From the listing below, pull each line that includes "JSON".

Figure dataset records
________________________
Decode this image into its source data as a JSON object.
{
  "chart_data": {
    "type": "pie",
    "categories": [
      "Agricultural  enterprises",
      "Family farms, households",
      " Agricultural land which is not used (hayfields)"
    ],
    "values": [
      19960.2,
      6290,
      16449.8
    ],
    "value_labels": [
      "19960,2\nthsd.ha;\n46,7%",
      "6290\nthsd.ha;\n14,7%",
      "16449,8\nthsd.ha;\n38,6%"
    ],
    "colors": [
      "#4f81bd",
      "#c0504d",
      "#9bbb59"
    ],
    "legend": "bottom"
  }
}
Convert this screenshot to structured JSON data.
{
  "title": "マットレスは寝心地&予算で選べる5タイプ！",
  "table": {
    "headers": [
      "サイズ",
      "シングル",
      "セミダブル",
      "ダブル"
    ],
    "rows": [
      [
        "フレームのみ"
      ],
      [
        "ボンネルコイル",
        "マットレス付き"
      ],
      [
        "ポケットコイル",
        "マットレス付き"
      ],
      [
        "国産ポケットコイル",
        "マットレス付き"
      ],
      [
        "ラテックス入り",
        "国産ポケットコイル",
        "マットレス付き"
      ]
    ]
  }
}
________________________
### RESPONSE TO THIS TASK
Decode this image into its source data as a JSON object.
Convert this screenshot to structured JSON data.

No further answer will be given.